— Start RECORDS FOR PROCESSING —
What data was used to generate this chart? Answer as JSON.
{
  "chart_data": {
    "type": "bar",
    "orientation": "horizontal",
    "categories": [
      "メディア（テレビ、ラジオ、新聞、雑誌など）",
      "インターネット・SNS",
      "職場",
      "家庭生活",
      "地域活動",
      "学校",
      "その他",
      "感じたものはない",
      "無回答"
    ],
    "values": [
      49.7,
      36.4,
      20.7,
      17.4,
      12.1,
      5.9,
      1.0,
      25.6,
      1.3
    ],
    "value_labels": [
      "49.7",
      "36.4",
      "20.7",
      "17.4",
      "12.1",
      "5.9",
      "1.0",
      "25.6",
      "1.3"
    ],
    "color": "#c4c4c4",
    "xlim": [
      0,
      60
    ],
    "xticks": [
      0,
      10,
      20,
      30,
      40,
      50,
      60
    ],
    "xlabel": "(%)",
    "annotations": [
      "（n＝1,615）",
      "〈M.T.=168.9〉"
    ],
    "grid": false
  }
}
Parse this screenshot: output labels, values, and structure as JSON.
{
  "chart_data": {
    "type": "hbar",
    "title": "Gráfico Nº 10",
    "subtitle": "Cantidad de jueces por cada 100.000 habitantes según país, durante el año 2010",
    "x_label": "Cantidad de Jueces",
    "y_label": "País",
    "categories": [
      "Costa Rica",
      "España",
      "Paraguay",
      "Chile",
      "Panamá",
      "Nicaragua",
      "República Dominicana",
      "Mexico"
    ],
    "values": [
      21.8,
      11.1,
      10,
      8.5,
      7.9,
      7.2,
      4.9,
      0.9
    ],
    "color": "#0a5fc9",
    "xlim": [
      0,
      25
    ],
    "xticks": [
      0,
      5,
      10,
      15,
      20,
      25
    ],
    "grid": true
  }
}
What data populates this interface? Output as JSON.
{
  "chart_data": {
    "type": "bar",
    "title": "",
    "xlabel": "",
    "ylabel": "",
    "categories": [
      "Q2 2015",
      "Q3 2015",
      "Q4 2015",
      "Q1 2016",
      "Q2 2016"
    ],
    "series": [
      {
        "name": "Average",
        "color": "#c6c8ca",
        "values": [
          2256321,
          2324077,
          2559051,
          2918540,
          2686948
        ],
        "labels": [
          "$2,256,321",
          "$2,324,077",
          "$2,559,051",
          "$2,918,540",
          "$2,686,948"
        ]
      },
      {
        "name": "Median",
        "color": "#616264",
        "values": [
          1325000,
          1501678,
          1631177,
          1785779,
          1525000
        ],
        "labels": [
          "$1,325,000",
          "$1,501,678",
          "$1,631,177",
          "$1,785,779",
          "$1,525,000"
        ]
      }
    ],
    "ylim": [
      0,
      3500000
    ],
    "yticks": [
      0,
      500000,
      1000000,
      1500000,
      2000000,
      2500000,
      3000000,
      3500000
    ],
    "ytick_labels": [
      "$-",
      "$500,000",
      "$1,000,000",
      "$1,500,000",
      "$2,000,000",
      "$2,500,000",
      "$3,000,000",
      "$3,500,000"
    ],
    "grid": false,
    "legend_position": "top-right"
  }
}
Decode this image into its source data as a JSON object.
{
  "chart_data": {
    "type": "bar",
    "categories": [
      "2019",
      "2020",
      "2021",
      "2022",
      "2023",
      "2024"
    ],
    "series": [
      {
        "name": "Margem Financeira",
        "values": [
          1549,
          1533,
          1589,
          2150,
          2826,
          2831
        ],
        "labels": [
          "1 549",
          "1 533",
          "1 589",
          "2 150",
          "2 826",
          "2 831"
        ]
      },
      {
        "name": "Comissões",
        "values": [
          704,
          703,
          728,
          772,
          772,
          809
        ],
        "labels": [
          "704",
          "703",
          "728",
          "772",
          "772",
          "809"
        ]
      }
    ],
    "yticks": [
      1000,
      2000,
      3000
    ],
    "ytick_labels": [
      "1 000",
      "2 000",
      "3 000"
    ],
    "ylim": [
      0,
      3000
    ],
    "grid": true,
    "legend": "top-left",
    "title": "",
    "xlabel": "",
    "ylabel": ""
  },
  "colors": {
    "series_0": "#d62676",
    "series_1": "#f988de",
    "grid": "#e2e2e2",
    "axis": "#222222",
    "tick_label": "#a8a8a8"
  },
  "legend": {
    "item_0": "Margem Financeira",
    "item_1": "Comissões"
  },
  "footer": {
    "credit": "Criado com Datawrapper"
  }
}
— End RECORDS FOR PROCESSING —
**EXERCISE AIM**
From the entries above, copy every line that holds the word "this".

**FULL RESPONSE**
What data was used to generate this chart? Answer as JSON.
Parse this screenshot: output labels, values, and structure as JSON.
What data populates this interface? Output as JSON.
Decode this image into its source data as a JSON object.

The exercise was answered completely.